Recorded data
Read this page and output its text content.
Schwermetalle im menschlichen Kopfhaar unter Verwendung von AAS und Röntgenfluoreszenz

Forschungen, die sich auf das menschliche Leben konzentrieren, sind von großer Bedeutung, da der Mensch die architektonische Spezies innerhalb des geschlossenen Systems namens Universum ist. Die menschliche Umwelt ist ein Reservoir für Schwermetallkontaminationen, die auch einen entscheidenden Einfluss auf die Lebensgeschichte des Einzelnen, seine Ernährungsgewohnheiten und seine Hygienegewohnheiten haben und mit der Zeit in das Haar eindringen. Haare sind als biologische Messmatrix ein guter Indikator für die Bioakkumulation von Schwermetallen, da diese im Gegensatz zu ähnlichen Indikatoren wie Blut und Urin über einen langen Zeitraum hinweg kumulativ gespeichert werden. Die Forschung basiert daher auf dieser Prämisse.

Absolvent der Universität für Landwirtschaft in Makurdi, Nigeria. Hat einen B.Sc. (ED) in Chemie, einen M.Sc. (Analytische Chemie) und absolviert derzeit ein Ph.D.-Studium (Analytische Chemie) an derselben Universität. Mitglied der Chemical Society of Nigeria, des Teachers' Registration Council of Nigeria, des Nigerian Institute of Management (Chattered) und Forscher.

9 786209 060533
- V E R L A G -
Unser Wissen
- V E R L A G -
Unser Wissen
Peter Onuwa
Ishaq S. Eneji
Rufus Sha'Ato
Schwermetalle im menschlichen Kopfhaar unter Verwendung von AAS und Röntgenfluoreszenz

EXERCISE DIRECTIONS
Print all of the data exactly as it was given.

THE COMPLETED TASK
Read this page and output its text content.
Schwermetalle im menschlichen Kopfhaar unter Verwendung von AAS und Röntgenfluoreszenz

Forschungen, die sich auf das menschliche Leben konzentrieren, sind von großer Bedeutung, da der Mensch die architektonische Spezies innerhalb des geschlossenen Systems namens Universum ist. Die menschliche Umwelt ist ein Reservoir für Schwermetallkontaminationen, die auch einen entscheidenden Einfluss auf die Lebensgeschichte des Einzelnen, seine Ernährungsgewohnheiten und seine Hygienegewohnheiten haben und mit der Zeit in das Haar eindringen. Haare sind als biologische Messmatrix ein guter Indikator für die Bioakkumulation von Schwermetallen, da diese im Gegensatz zu ähnlichen Indikatoren wie Blut und Urin über einen langen Zeitraum hinweg kumulativ gespeichert werden. Die Forschung basiert daher auf dieser Prämisse.

Absolvent der Universität für Landwirtschaft in Makurdi, Nigeria. Hat einen B.Sc. (ED) in Chemie, einen M.Sc. (Analytische Chemie) und absolviert derzeit ein Ph.D.-Studium (Analytische Chemie) an derselben Universität. Mitglied der Chemical Society of Nigeria, des Teachers' Registration Council of Nigeria, des Nigerian Institute of Management (Chattered) und Forscher.

9 786209 060533
- V E R L A G -
Unser Wissen
- V E R L A G -
Unser Wissen
Peter Onuwa
Ishaq S. Eneji
Rufus Sha'Ato
Schwermetalle im menschlichen Kopfhaar unter Verwendung von AAS und Röntgenfluoreszenz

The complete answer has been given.